(Data entries for graphics)
══════════

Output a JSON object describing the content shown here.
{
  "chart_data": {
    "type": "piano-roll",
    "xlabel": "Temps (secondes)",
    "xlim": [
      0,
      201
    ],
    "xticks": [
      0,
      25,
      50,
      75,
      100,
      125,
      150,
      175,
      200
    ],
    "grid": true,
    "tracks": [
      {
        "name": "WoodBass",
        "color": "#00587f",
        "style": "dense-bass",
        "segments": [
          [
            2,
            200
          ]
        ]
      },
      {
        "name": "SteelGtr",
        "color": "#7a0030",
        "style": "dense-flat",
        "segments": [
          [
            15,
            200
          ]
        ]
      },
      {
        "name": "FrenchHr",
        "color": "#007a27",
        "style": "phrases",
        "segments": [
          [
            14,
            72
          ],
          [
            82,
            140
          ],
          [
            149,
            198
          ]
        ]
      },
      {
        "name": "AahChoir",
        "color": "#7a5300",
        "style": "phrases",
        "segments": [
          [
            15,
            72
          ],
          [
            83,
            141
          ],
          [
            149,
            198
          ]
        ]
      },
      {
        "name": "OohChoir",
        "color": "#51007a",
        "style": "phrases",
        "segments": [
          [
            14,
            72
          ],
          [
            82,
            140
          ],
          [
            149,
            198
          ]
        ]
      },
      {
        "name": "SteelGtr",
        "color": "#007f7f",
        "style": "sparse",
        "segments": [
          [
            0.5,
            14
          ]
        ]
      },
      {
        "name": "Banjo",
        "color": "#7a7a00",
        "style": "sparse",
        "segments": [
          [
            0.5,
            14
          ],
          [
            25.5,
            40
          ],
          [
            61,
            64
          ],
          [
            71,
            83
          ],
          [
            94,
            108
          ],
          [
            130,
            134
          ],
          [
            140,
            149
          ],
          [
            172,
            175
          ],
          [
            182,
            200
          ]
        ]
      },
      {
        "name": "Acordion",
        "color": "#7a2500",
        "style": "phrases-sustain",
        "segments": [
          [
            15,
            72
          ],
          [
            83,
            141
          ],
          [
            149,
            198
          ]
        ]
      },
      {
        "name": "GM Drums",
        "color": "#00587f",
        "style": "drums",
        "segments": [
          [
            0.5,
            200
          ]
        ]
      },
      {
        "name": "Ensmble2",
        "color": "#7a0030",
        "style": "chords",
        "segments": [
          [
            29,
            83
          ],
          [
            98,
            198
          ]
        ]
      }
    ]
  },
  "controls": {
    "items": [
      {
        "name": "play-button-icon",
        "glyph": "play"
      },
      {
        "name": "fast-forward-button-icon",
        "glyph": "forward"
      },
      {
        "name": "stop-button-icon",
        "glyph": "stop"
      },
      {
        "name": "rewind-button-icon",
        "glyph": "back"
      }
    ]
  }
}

══════════

What you should do: Set down the listing in full, keeping every word exactly as it is.

Exercise answer:
Output a JSON object describing the content shown here.
{
  "chart_data": {
    "type": "piano-roll",
    "xlabel": "Temps (secondes)",
    "xlim": [
      0,
      201
    ],
    "xticks": [
      0,
      25,
      50,
      75,
      100,
      125,
      150,
      175,
      200
    ],
    "grid": true,
    "tracks": [
      {
        "name": "WoodBass",
        "color": "#00587f",
        "style": "dense-bass",
        "segments": [
          [
            2,
            200
          ]
        ]
      },
      {
        "name": "SteelGtr",
        "color": "#7a0030",
        "style": "dense-flat",
        "segments": [
          [
            15,
            200
          ]
        ]
      },
      {
        "name": "FrenchHr",
        "color": "#007a27",
        "style": "phrases",
        "segments": [
          [
            14,
            72
          ],
          [
            82,
            140
          ],
          [
            149,
            198
          ]
        ]
      },
      {
        "name": "AahChoir",
        "color": "#7a5300",
        "style": "phrases",
        "segments": [
          [
            15,
            72
          ],
          [
            83,
            141
          ],
          [
            149,
            198
          ]
        ]
      },
      {
        "name": "OohChoir",
        "color": "#51007a",
        "style": "phrases",
        "segments": [
          [
            14,
            72
          ],
          [
            82,
            140
          ],
          [
            149,
            198
          ]
        ]
      },
      {
        "name": "SteelGtr",
        "color": "#007f7f",
        "style": "sparse",
        "segments": [
          [
            0.5,
            14
          ]
        ]
      },
      {
        "name": "Banjo",
        "color": "#7a7a00",
        "style": "sparse",
        "segments": [
          [
            0.5,
            14
          ],
          [
            25.5,
            40
          ],
          [
            61,
            64
          ],
          [
            71,
            83
          ],
          [
            94,
            108
          ],
          [
            130,
            134
          ],
          [
            140,
            149
          ],
          [
            172,
            175
          ],
          [
            182,
            200
          ]
        ]
      },
      {
        "name": "Acordion",
        "color": "#7a2500",
        "style": "phrases-sustain",
        "segments": [
          [
            15,
            72
          ],
          [
            83,
            141
          ],
          [
            149,
            198
          ]
        ]
      },
      {
        "name": "GM Drums",
        "color": "#00587f",
        "style": "drums",
        "segments": [
          [
            0.5,
            200
          ]
        ]
      },
      {
        "name": "Ensmble2",
        "color": "#7a0030",
        "style": "chords",
        "segments": [
          [
            29,
            83
          ],
          [
            98,
            198
          ]
        ]
      }
    ]
  },
  "controls": {
    "items": [
      {
        "name": "play-button-icon",
        "glyph": "play"
      },
      {
        "name": "fast-forward-button-icon",
        "glyph": "forward"
      },
      {
        "name": "stop-button-icon",
        "glyph": "stop"
      },
      {
        "name": "rewind-button-icon",
        "glyph": "back"
      }
    ]
  }
}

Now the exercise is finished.